Please find all lines in the data that hold the string "status" and copy them.

------------------------------------

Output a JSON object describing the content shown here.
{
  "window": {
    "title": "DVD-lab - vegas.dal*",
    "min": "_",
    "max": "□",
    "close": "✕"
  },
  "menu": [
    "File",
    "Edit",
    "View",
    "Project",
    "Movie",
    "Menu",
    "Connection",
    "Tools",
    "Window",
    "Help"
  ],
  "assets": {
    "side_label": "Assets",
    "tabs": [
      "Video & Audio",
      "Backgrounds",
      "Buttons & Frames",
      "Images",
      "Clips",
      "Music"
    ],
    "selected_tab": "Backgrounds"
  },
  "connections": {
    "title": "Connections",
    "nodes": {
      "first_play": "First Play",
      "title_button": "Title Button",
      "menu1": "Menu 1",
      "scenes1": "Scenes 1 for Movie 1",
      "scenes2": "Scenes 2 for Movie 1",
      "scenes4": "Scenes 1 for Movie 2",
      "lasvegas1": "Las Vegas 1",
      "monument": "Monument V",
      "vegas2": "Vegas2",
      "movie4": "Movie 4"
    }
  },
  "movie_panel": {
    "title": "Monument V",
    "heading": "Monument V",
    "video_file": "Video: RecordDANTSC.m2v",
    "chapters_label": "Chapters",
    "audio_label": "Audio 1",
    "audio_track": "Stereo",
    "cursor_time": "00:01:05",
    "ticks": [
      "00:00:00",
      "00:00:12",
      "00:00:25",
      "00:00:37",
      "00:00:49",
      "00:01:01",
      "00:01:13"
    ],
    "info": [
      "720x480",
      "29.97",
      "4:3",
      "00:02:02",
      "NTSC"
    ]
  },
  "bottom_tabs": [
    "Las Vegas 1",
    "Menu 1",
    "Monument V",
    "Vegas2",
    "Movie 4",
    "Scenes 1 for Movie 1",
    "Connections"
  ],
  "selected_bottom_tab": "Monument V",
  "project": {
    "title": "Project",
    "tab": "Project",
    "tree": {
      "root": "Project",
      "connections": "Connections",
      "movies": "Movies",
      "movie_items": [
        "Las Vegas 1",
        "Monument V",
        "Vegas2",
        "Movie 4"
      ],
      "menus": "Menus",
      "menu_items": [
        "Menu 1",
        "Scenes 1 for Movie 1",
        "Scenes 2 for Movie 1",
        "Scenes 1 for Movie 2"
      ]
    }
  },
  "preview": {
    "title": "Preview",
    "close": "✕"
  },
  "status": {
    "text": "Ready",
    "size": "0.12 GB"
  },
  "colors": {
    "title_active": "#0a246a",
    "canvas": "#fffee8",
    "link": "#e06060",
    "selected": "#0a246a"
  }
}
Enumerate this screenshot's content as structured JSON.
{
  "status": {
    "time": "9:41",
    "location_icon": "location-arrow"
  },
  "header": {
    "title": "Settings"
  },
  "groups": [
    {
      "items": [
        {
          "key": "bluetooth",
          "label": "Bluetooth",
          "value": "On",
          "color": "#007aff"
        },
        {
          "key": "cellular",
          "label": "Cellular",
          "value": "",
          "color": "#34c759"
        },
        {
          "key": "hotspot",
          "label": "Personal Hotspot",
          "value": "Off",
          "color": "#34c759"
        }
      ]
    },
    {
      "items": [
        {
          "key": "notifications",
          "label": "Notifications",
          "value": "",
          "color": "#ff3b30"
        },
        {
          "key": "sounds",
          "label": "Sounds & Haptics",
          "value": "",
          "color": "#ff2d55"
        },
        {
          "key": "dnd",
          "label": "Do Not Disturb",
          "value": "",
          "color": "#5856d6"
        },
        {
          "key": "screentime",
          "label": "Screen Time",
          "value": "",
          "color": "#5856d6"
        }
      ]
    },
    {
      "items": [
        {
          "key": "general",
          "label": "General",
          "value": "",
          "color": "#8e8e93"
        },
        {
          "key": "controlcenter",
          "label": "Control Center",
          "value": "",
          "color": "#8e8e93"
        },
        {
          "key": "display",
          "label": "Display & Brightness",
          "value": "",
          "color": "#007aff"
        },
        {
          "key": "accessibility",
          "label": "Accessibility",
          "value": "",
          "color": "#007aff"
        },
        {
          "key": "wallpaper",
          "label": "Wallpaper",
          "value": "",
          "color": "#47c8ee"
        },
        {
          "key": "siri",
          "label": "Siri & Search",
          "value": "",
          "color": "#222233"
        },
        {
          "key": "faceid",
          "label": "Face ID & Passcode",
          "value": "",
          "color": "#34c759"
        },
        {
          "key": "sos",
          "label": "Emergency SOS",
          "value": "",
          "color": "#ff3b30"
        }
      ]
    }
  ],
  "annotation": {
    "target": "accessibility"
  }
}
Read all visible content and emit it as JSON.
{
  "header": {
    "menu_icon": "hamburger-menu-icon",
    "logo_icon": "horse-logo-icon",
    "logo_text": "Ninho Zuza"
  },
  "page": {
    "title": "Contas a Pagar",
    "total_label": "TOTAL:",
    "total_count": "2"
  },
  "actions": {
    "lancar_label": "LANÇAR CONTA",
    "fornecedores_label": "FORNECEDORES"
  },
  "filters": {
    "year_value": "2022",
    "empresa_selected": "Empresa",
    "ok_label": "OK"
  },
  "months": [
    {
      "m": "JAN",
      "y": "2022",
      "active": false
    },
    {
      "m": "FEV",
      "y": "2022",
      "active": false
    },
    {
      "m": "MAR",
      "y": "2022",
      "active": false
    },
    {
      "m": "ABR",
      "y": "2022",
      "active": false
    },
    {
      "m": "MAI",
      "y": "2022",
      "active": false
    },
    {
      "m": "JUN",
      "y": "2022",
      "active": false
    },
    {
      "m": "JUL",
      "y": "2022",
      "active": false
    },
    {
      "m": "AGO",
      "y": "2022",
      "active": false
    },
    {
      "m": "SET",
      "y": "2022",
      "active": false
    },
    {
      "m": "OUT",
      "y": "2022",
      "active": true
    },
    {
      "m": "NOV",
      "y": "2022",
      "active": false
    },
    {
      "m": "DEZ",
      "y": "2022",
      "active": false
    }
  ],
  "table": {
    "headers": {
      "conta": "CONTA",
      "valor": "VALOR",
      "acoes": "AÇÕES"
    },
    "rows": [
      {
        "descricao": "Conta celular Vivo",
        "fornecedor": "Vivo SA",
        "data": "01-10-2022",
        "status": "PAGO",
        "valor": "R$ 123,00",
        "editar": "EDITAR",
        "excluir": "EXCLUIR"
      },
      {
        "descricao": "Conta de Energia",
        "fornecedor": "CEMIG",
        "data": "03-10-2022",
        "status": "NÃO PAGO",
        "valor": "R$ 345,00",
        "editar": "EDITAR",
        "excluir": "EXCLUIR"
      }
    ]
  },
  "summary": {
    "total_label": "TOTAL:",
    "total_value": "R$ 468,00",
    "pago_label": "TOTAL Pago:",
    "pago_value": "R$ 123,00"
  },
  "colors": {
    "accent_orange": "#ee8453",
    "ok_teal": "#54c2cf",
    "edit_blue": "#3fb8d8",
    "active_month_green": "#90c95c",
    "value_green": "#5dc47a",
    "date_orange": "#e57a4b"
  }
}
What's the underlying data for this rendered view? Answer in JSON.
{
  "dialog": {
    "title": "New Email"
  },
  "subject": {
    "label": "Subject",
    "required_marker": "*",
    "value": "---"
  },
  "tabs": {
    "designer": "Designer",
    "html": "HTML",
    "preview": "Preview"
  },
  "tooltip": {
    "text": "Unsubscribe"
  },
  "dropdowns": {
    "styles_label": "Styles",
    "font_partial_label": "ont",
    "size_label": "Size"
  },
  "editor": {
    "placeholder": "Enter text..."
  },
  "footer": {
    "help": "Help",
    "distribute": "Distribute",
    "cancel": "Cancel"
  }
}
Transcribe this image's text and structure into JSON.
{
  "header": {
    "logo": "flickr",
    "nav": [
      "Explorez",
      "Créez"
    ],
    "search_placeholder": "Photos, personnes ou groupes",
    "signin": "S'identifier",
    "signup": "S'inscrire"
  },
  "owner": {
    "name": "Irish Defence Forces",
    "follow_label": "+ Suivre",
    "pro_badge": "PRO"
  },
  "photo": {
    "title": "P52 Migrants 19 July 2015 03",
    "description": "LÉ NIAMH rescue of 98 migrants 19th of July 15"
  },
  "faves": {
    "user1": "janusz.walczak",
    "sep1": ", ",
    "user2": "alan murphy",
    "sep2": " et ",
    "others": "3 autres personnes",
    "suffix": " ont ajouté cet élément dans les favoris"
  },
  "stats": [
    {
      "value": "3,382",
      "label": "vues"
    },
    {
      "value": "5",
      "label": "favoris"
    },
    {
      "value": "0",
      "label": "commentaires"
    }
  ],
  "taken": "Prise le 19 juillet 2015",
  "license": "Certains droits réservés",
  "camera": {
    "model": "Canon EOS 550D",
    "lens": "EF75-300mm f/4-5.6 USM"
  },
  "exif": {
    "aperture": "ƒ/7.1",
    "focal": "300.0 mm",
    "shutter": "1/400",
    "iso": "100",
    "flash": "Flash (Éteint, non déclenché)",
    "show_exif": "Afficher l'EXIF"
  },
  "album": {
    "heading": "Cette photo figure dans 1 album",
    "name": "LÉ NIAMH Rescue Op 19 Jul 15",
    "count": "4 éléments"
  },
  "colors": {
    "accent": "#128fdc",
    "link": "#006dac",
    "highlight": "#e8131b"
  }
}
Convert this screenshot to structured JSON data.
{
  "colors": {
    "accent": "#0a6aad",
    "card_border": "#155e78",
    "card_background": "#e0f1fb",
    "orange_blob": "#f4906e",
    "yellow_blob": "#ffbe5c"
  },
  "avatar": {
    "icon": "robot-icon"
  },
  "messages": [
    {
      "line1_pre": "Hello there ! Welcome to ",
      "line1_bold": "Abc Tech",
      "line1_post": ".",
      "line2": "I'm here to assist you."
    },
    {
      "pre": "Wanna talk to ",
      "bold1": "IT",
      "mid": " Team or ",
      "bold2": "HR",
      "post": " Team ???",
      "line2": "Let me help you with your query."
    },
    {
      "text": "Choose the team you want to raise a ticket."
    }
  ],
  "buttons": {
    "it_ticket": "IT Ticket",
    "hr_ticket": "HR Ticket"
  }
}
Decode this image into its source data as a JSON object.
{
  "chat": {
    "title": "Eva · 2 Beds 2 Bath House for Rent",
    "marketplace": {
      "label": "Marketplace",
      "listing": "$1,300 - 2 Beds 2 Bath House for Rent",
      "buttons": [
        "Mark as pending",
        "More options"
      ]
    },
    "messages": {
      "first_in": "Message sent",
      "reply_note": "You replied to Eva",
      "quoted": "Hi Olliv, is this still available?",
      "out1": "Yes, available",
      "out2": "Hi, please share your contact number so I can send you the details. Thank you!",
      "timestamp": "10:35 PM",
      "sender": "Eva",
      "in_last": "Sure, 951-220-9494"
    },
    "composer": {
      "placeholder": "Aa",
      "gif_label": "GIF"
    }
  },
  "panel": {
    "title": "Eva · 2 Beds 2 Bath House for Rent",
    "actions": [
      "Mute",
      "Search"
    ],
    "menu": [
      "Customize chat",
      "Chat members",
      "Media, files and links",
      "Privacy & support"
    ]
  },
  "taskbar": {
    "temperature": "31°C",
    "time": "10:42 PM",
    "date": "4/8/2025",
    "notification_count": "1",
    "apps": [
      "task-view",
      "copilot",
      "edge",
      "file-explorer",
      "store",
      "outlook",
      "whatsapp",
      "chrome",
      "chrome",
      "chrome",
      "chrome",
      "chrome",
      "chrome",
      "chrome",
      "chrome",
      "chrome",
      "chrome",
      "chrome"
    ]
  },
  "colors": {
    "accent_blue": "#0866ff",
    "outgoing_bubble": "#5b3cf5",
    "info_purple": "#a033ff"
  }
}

------------------------------------

Correct answer —
  "status": {
  "status": {
        "status": "PAGO",
        "status": "NÃO PAGO",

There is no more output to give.